• [The problem] Copy every line of the data below word for word, leaving out the pictures.

[Data records]
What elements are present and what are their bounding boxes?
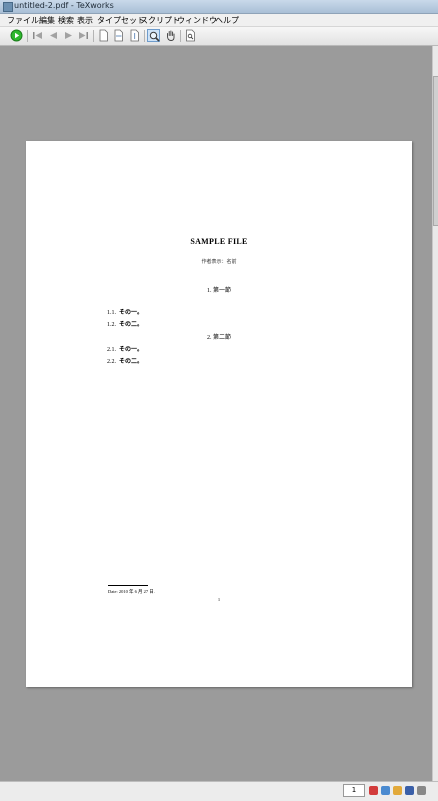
fit-width-icon[interactable] [112, 29, 125, 42]
page-number: 1 [217, 597, 221, 602]
subsection: 1.1. その一。 [107, 307, 143, 316]
menu-file[interactable]: ファイル [7, 15, 39, 26]
toolbar-separator [180, 30, 181, 42]
status-bar: 1 [0, 781, 438, 801]
hand-icon[interactable] [164, 29, 177, 42]
page-number-field[interactable]: 1 [343, 784, 365, 797]
subsection-label: その二。 [119, 322, 144, 328]
window-titlebar: untitled-2.pdf - TeXworks [0, 0, 438, 14]
menu-help[interactable]: ヘルプ [215, 15, 239, 26]
section-heading: 2. 第二節 [206, 335, 231, 341]
menu-search[interactable]: 検索 [58, 15, 74, 26]
footnote: Date: 2010 年 6 月 27 日. [108, 589, 155, 594]
actual-size-icon[interactable] [97, 29, 110, 42]
first-page-icon[interactable] [31, 29, 44, 42]
next-page-icon[interactable] [62, 29, 75, 42]
tray-icon[interactable] [369, 786, 378, 795]
menu-typeset[interactable]: タイプセット [97, 15, 145, 26]
menu-scripts[interactable]: スクリプト [140, 15, 180, 26]
document-author: 作者表示：名前 [201, 260, 237, 265]
menu-edit[interactable]: 編集 [39, 15, 55, 26]
toolbar-separator [93, 30, 94, 42]
subsection-label: その二。 [119, 359, 144, 365]
subsection: 2.1. その一。 [107, 344, 143, 353]
subsection: 2.2. その二。 [107, 356, 143, 365]
scrollbar-thumb[interactable] [433, 76, 438, 226]
magnify-icon[interactable] [147, 29, 160, 42]
subsection-number: 2.1. [107, 347, 116, 353]
tray-icon[interactable] [405, 786, 414, 795]
menu-bar: ファイル 編集 検索 表示 タイプセット スクリプト ウィンドウ ヘルプ [0, 14, 438, 27]
footnote-rule [108, 585, 148, 586]
fit-window-icon[interactable] [128, 29, 141, 42]
subsection-label: その一。 [119, 310, 144, 316]
window-title: untitled-2.pdf - TeXworks [14, 1, 114, 10]
app-icon [3, 2, 13, 12]
tray-icon[interactable] [417, 786, 426, 795]
section-heading: 1. 第一節 [206, 288, 231, 294]
subsection-number: 1.2. [107, 322, 116, 328]
typeset-icon[interactable] [10, 29, 23, 42]
subsection-number: 1.1. [107, 310, 116, 316]
pdf-page[interactable]: SAMPLE FILE 作者表示：名前 1. 第一節 1.1. その一。 1.2.… [26, 141, 412, 687]
vertical-scrollbar[interactable] [432, 46, 438, 781]
toolbar [0, 27, 438, 46]
document-title: SAMPLE FILE [190, 237, 248, 246]
tray-icon[interactable] [381, 786, 390, 795]
menu-window[interactable]: ウィンドウ [177, 15, 217, 26]
menu-view[interactable]: 表示 [77, 15, 93, 26]
subsection: 1.2. その二。 [107, 319, 143, 328]
subsection-label: その一。 [119, 347, 144, 353]
toolbar-separator [27, 30, 28, 42]
toolbar-separator [144, 30, 145, 42]
previous-page-icon[interactable] [47, 29, 60, 42]
last-page-icon[interactable] [77, 29, 90, 42]
tray-icon[interactable] [393, 786, 402, 795]
subsection-number: 2.2. [107, 359, 116, 365]
find-icon[interactable] [184, 29, 197, 42]
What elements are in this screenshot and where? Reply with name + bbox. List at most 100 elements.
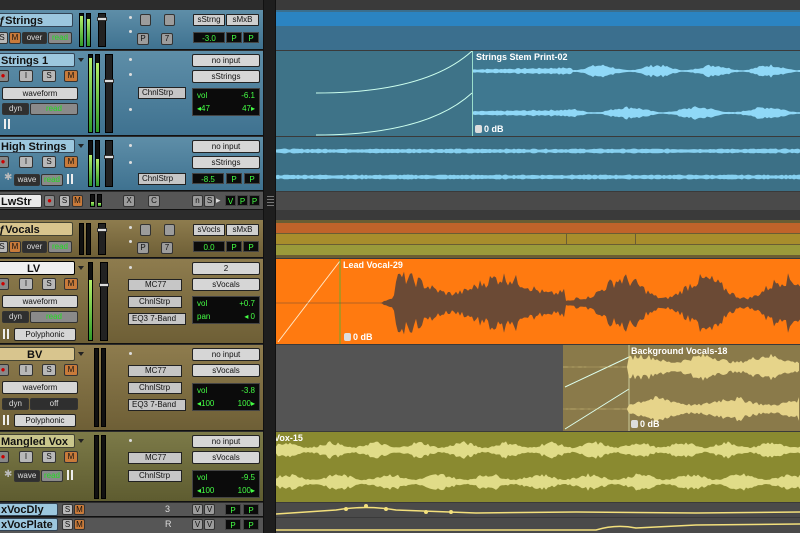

• [Complete answer]
What elements are present and what are their bounding boxes?
fit-width-icon[interactable] [112, 29, 125, 42]
page-number: 1 [217, 597, 221, 602]
subsection: 1.1. その一。 [107, 307, 143, 316]
menu-file[interactable]: ファイル [7, 15, 39, 26]
toolbar-separator [180, 30, 181, 42]
status-bar: 1 [0, 781, 438, 801]
hand-icon[interactable] [164, 29, 177, 42]
page-number-field[interactable]: 1 [343, 784, 365, 797]
subsection-label: その二。 [119, 322, 144, 328]
window-titlebar: untitled-2.pdf - TeXworks [0, 0, 438, 14]
menu-help[interactable]: ヘルプ [215, 15, 239, 26]
section-heading: 2. 第二節 [206, 335, 231, 341]
menu-search[interactable]: 検索 [58, 15, 74, 26]
footnote: Date: 2010 年 6 月 27 日. [108, 589, 155, 594]
actual-size-icon[interactable] [97, 29, 110, 42]
first-page-icon[interactable] [31, 29, 44, 42]
next-page-icon[interactable] [62, 29, 75, 42]
tray-icon[interactable] [369, 786, 378, 795]
menu-typeset[interactable]: タイプセット [97, 15, 145, 26]
menu-scripts[interactable]: スクリプト [140, 15, 180, 26]
document-author: 作者表示：名前 [201, 260, 237, 265]
menu-edit[interactable]: 編集 [39, 15, 55, 26]
toolbar-separator [93, 30, 94, 42]
subsection-label: その二。 [119, 359, 144, 365]
subsection: 2.1. その一。 [107, 344, 143, 353]
subsection: 2.2. その二。 [107, 356, 143, 365]
scrollbar-thumb[interactable] [433, 76, 438, 226]
magnify-icon[interactable] [147, 29, 160, 42]
subsection-number: 2.1. [107, 347, 116, 353]
tray-icon[interactable] [405, 786, 414, 795]
menu-bar: ファイル 編集 検索 表示 タイプセット スクリプト ウィンドウ ヘルプ [0, 14, 438, 27]
footnote-rule [108, 585, 148, 586]
fit-window-icon[interactable] [128, 29, 141, 42]
subsection-label: その一。 [119, 310, 144, 316]
window-title: untitled-2.pdf - TeXworks [14, 1, 114, 10]
app-icon [3, 2, 13, 12]
tray-icon[interactable] [417, 786, 426, 795]
section-heading: 1. 第一節 [206, 288, 231, 294]
subsection-number: 1.2. [107, 322, 116, 328]
typeset-icon[interactable] [10, 29, 23, 42]
subsection-number: 1.1. [107, 310, 116, 316]
pdf-page[interactable]: SAMPLE FILE 作者表示：名前 1. 第一節 1.1. その一。 1.2.… [26, 141, 412, 687]
vertical-scrollbar[interactable] [432, 46, 438, 781]
toolbar [0, 27, 438, 46]
document-title: SAMPLE FILE [190, 237, 248, 246]
tray-icon[interactable] [381, 786, 390, 795]
menu-window[interactable]: ウィンドウ [177, 15, 217, 26]
menu-view[interactable]: 表示 [77, 15, 93, 26]
subsection: 1.2. その二。 [107, 319, 143, 328]
subsection-label: その一。 [119, 347, 144, 353]
toolbar-separator [27, 30, 28, 42]
toolbar-separator [144, 30, 145, 42]
previous-page-icon[interactable] [47, 29, 60, 42]
last-page-icon[interactable] [77, 29, 90, 42]
tray-icon[interactable] [393, 786, 402, 795]
subsection-number: 2.2. [107, 359, 116, 365]
find-icon[interactable] [184, 29, 197, 42]
What elements are in this screenshot and where? Reply with name + bbox. List at most 100 elements.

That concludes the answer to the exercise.